- [Exercise details] Reproduce exactly the lines from the one containing "Extract the structured" through the end of the entries, including both. Drop the pictures.

- [Supplied entries]
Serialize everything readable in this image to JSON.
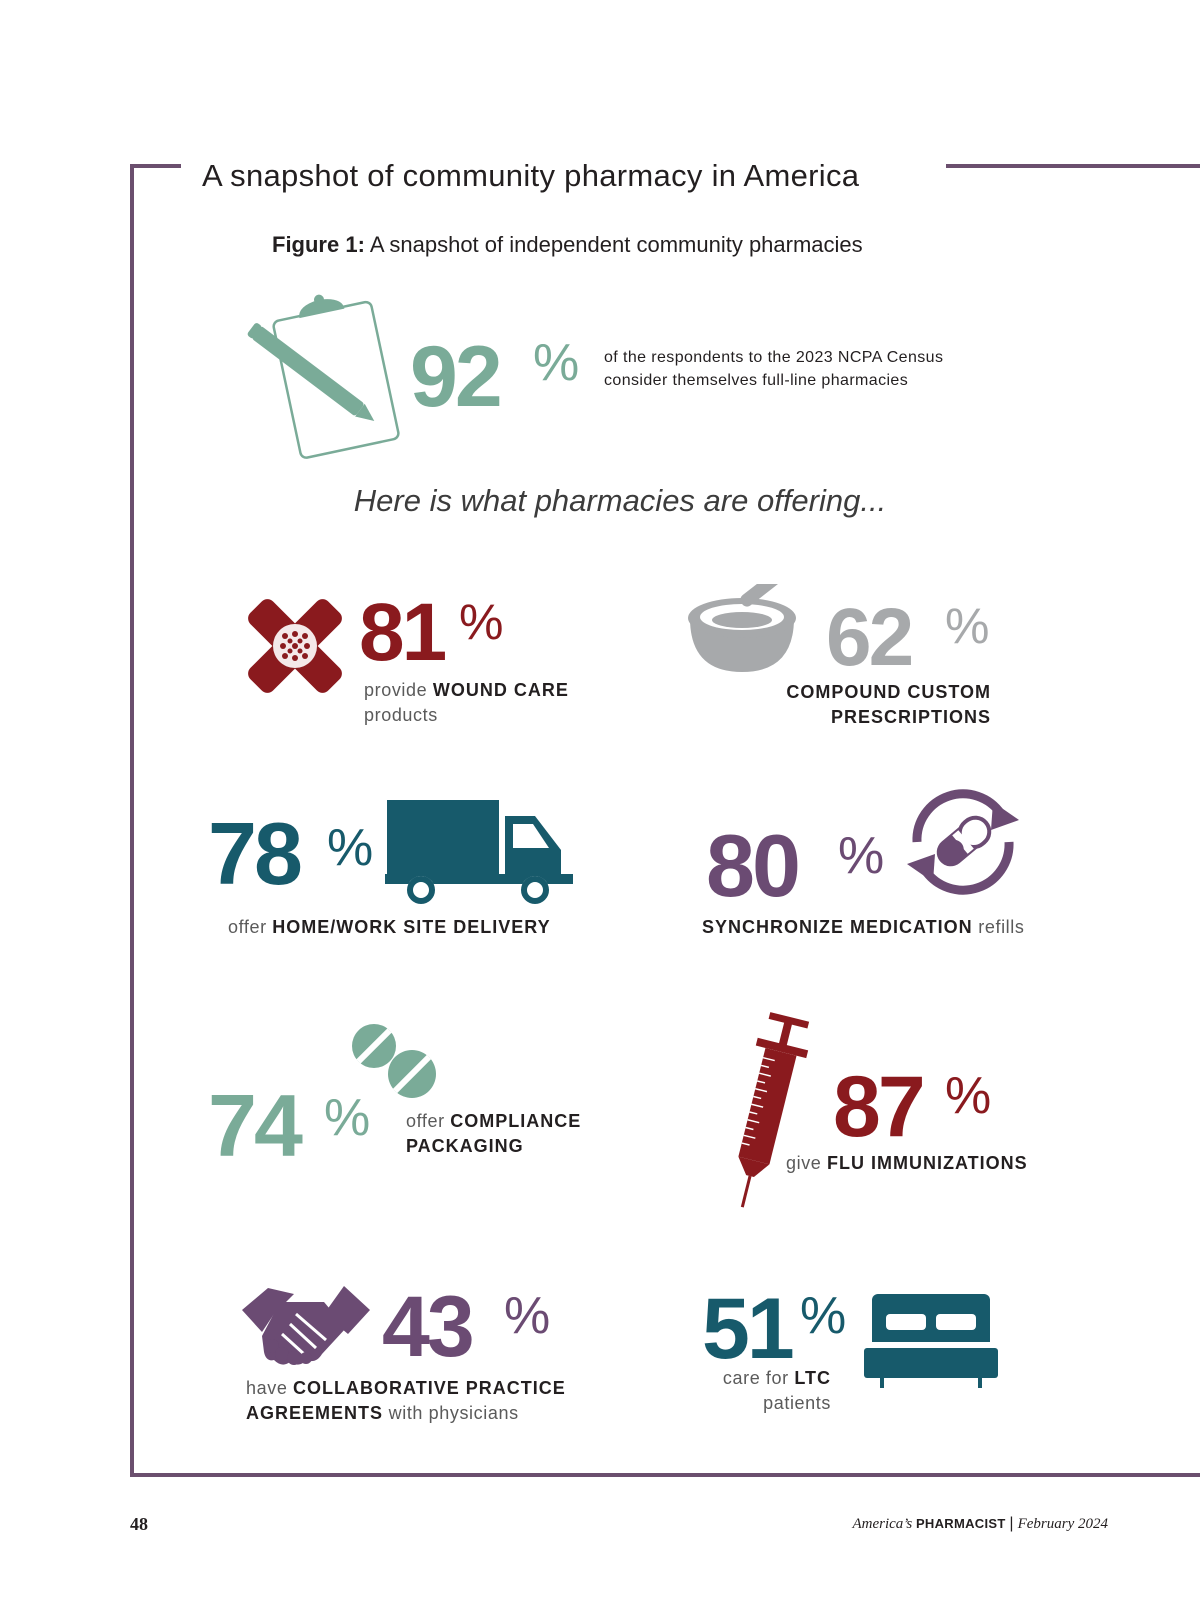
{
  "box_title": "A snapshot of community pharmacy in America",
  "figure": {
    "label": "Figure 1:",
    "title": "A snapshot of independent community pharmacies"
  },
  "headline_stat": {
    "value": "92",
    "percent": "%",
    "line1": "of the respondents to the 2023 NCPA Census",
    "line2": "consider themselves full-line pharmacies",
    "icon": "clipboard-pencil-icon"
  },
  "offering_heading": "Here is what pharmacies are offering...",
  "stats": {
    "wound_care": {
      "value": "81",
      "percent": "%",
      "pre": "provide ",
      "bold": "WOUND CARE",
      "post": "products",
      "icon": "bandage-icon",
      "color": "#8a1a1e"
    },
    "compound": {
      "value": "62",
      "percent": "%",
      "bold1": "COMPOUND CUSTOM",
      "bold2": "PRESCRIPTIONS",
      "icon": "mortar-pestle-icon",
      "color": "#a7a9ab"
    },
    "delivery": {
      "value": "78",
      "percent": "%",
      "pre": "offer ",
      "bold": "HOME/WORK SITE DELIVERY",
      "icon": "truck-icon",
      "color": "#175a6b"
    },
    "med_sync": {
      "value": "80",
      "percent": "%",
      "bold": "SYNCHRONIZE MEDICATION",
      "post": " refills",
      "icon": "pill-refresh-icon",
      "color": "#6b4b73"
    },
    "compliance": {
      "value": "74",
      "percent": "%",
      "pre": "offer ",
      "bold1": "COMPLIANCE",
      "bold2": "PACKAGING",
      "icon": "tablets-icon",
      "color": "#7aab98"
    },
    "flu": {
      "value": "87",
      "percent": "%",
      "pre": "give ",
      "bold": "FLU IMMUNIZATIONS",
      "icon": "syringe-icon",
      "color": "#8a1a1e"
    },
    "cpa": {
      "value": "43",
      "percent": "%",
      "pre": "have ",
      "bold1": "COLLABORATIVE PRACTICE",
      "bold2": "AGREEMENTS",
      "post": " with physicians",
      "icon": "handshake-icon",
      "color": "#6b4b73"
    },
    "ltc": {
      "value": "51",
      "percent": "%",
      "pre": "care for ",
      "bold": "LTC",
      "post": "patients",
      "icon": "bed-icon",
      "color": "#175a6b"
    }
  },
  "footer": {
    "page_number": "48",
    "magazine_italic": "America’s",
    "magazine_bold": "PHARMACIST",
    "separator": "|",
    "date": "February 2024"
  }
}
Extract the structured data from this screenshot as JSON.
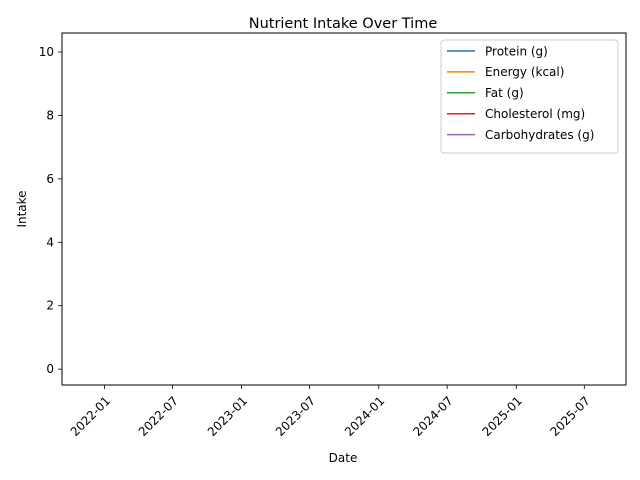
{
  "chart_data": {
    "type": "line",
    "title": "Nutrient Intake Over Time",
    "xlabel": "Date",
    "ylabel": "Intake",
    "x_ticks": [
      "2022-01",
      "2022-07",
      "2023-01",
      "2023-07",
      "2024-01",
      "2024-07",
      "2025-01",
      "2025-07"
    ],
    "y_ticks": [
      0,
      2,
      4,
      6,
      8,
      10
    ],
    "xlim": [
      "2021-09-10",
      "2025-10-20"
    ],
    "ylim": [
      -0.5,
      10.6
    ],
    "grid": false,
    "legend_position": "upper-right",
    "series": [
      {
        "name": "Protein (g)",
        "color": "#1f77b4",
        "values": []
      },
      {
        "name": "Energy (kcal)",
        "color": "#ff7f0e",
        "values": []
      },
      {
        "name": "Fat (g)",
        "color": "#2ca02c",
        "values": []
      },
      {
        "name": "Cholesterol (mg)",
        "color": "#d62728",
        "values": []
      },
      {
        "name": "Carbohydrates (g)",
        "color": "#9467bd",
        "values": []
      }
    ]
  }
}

- [Exercise response]
Extract the structured data from this screenshot as JSON.
{
  "chart_data": {
    "type": "line",
    "title": "Nutrient Intake Over Time",
    "xlabel": "Date",
    "ylabel": "Intake",
    "x_ticks": [
      "2022-01",
      "2022-07",
      "2023-01",
      "2023-07",
      "2024-01",
      "2024-07",
      "2025-01",
      "2025-07"
    ],
    "y_ticks": [
      0,
      2,
      4,
      6,
      8,
      10
    ],
    "xlim": [
      "2021-09-10",
      "2025-10-20"
    ],
    "ylim": [
      -0.5,
      10.6
    ],
    "grid": false,
    "legend_position": "upper-right",
    "series": [
      {
        "name": "Protein (g)",
        "color": "#1f77b4",
        "values": []
      },
      {
        "name": "Energy (kcal)",
        "color": "#ff7f0e",
        "values": []
      },
      {
        "name": "Fat (g)",
        "color": "#2ca02c",
        "values": []
      },
      {
        "name": "Cholesterol (mg)",
        "color": "#d62728",
        "values": []
      },
      {
        "name": "Carbohydrates (g)",
        "color": "#9467bd",
        "values": []
      }
    ]
  }
}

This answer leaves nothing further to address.